#### Text provided
# # #
American basketball player

Christen Roper (born January 14, 1981) is an American former college basketball player at the University of Hawaii, former EuroLeague Women player.

Roper was a standout high school basketball player at Nordoff High School in Ojai, California. Christen received a basketball scholarship from Hawaii and played from 1999 to 2003. In 2003, she was the leader at Hawaii and the Western Athletic Conference in career (303) and single-season (110) blocks. Also, she was fourth at University of Hawaii in rebounding (724). She was in training camp with the Sacramento Monarchs in 2003, but did not make the team and played professional basketball overseas in the EuroLeague for multiple teams.

==Career==

===High school===
Roper earned four letters in basketball and three in track and field. She earned all-CIF (California Interscholastic Federation) honors in shot put and discus in her senior season.
# # #
#### Material supplied

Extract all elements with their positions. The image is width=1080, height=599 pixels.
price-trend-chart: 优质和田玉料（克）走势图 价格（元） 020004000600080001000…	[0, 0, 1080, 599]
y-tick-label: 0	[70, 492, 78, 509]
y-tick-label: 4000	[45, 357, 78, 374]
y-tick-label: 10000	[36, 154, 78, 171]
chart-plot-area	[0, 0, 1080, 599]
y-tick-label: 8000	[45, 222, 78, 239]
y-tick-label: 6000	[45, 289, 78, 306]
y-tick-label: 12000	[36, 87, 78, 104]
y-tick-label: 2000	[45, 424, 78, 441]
# # #
#### What needs to be done
According to the Christen Roper biography, which professional team's training camp did she attend in 2003? None of the items are needed here.

#### Response to this exercise
The Sacramento Monarchs.